• _Problem requirements_: The listing below must be repeated word for word, with its images excluded.

--- --- ---

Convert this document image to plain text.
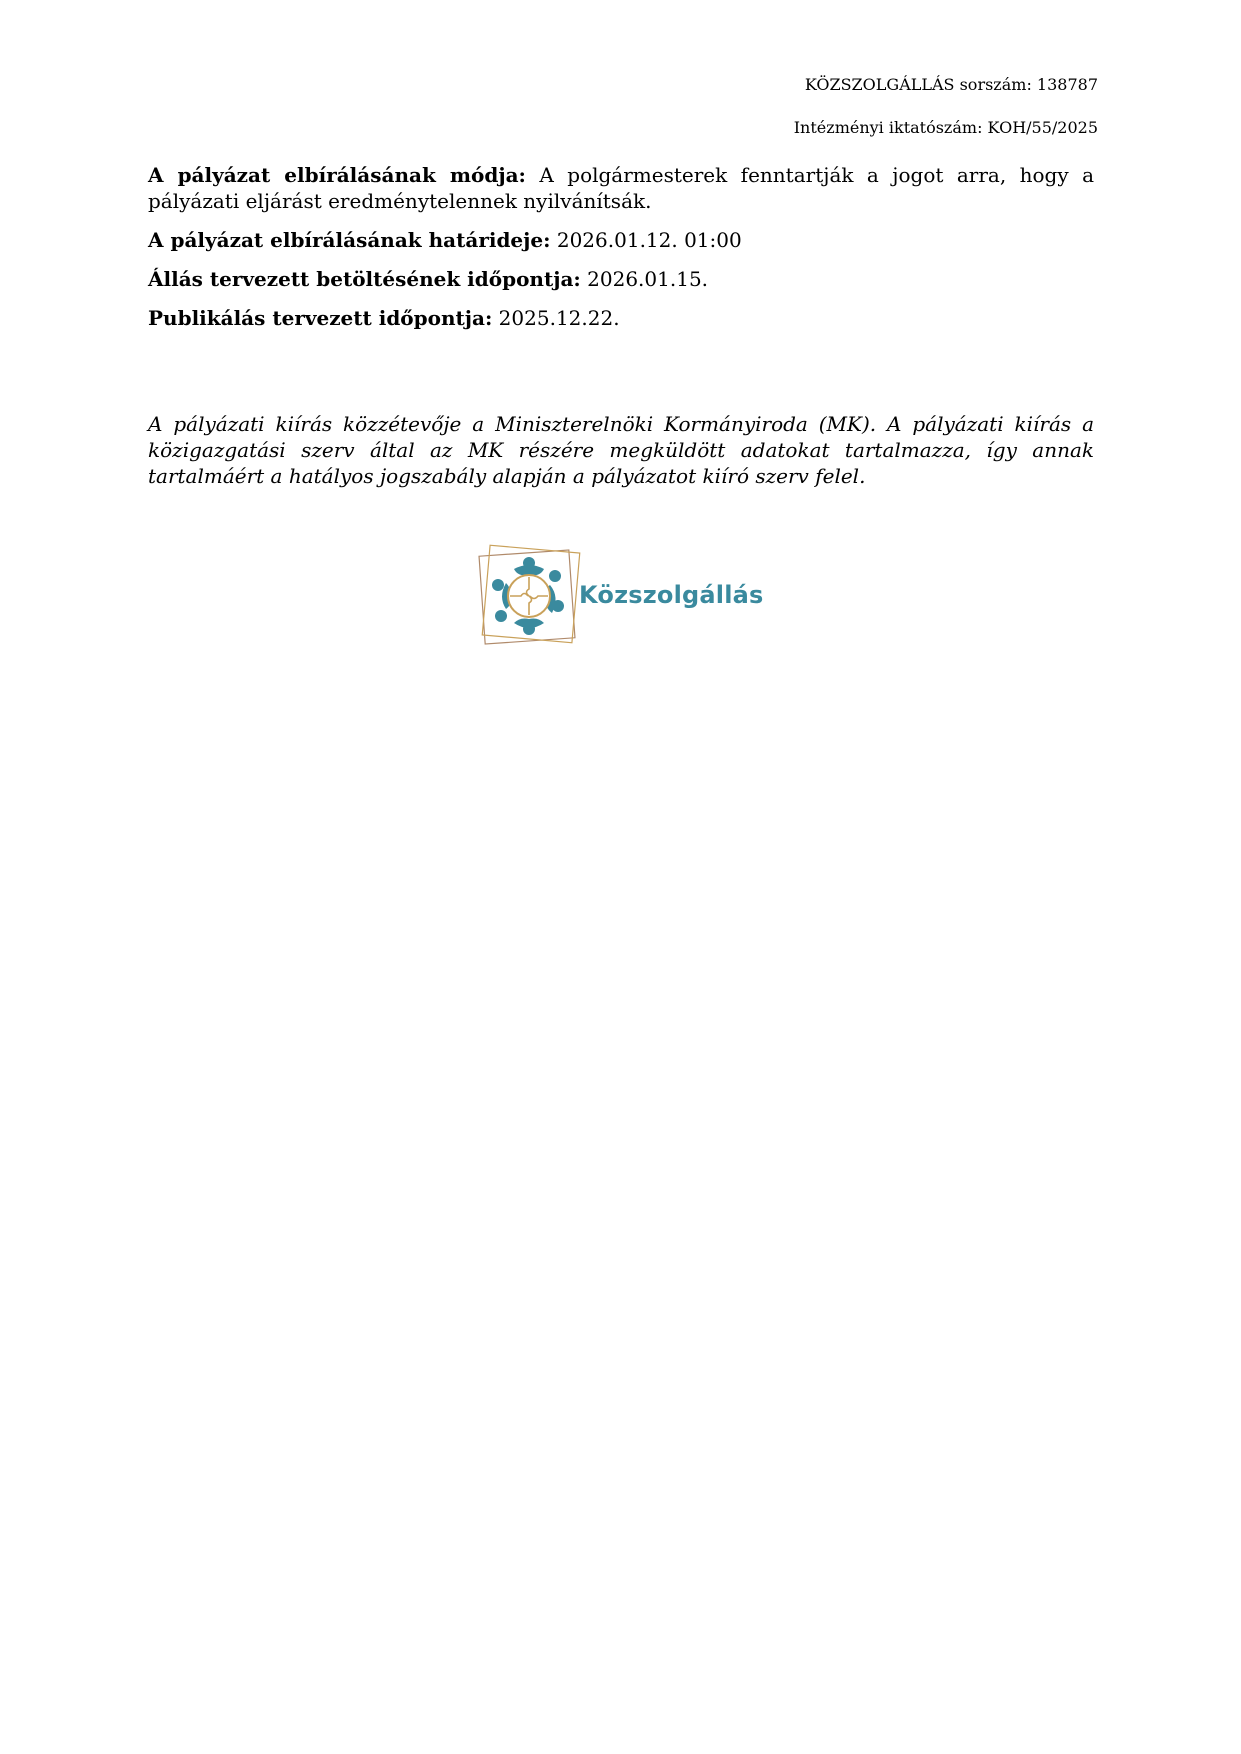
KÖZSZOLGÁLLÁS sorszám: 138787
Intézményi iktatószám: KOH/55/2025

A pályázat elbírálásának módja: A polgármesterek fenntartják a jogot arra, hogy a pályázati eljárást eredménytelennek nyilvánítsák.

A pályázat elbírálásának határideje: 2026.01.12. 01:00

Állás tervezett betöltésének időpontja: 2026.01.15.

Publikálás tervezett időpontja: 2025.12.22.

A pályázati kiírás közzétevője a Miniszterelnöki Kormányiroda (MK). A pályázati kiírás a közigazgatási szerv által az MK részére megküldött adatokat tartalmazza, így annak tartalmáért a hatályos jogszabály alapján a pályázatot kiíró szerv felel.

Közszolgállás
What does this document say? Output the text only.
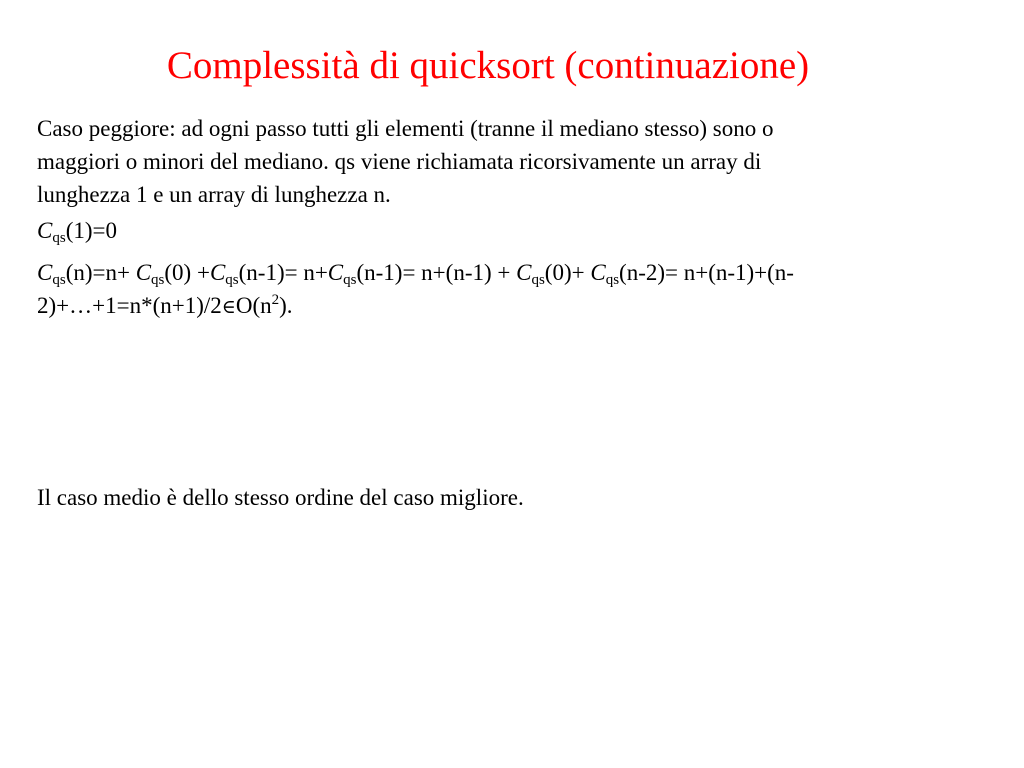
Complessità di quicksort (continuazione)

Caso peggiore: ad ogni passo tutti gli elementi (tranne il mediano stesso) sono o
maggiori o minori del mediano. qs viene richiamata ricorsivamente un array di
lunghezza 1 e un array di lunghezza n.

$C_{qs}(1)=0$

$C_{qs}(n)=n+ C_{qs}(0) +C_{qs}(n-1)= n+C_{qs}(n-1)= n+(n-1) + C_{qs}(0)+ C_{qs}(n-2)= n+(n-1)+(n-$
$2)+\dots+1=n*(n+1)/2\in O(n^2)$.

Il caso medio è dello stesso ordine del caso migliore.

--- --- ---

• _Exercise output_:
Convert this document image to plain text.
KÖZSZOLGÁLLÁS sorszám: 138787
Intézményi iktatószám: KOH/55/2025

A pályázat elbírálásának módja: A polgármesterek fenntartják a jogot arra, hogy a pályázati eljárást eredménytelennek nyilvánítsák.

A pályázat elbírálásának határideje: 2026.01.12. 01:00

Állás tervezett betöltésének időpontja: 2026.01.15.

Publikálás tervezett időpontja: 2025.12.22.

A pályázati kiírás közzétevője a Miniszterelnöki Kormányiroda (MK). A pályázati kiírás a közigazgatási szerv által az MK részére megküldött adatokat tartalmazza, így annak tartalmáért a hatályos jogszabály alapján a pályázatot kiíró szerv felel.

Közszolgállás
What does this document say? Output the text only.
Complessità di quicksort (continuazione)

Caso peggiore: ad ogni passo tutti gli elementi (tranne il mediano stesso) sono o
maggiori o minori del mediano. qs viene richiamata ricorsivamente un array di
lunghezza 1 e un array di lunghezza n.

$C_{qs}(1)=0$

$C_{qs}(n)=n+ C_{qs}(0) +C_{qs}(n-1)= n+C_{qs}(n-1)= n+(n-1) + C_{qs}(0)+ C_{qs}(n-2)= n+(n-1)+(n-$
$2)+\dots+1=n*(n+1)/2\in O(n^2)$.

Il caso medio è dello stesso ordine del caso migliore.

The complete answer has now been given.